- What you need to do -
• A. In the forum post about the new 2011 Supersix 105, what other bike did the writer test ride before buying?
• B. From the forum post about the new 2011 Supersix 105, list each bike component the writer names together with its brand or model.

# New 2011 Supersix 105



## Sharknose (Aug 9, 2010)

Here's my new Supersix:










I *love* riding this bike.

In August, I decided I wanted a new bike, then spent months looking. Finally bought a new 2011 Supersix 5 with Shimano 105 in November. Test rode both the 2011 Synapse 105 and the Supersix 105, and while both rode great, the Supersix was much more responsive, and felt much "smoother" - an ambiguous adjective, to be sure, but it's the one that immediately came to mind after riding the Supersix.

The new 105 group is great - I like the new levers and am really impressed by the shifting. Coming from a 52-42, the compact crank takes some getting used to when shifting the front ring.

I've got no complaints about the saddle (prologo):










or the brakes (Tektro):










The Shimano RS10 wheels are fine for training, and the freewheel is very quiet. 










I think the team colors look great and make the bike stand out in the crowd. The matte black option looked stealth, but I really like the white-black-green-and-blue. It's not quite the same graphics as the Liquigas team bikes, but still looks great.

- Data -
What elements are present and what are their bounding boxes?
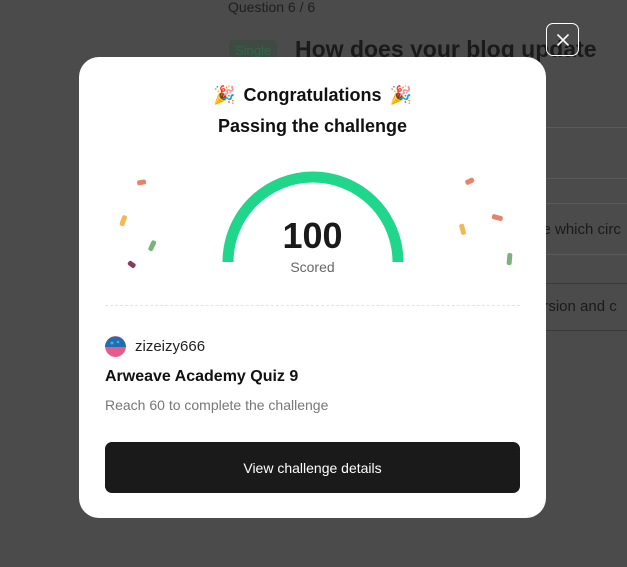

- Response list -
• A. The 2011 Synapse 105.

• B.
- Groupset: Shimano 105
- Saddle: Prologo
- Brakes: Tektro
- Wheels: Shimano RS10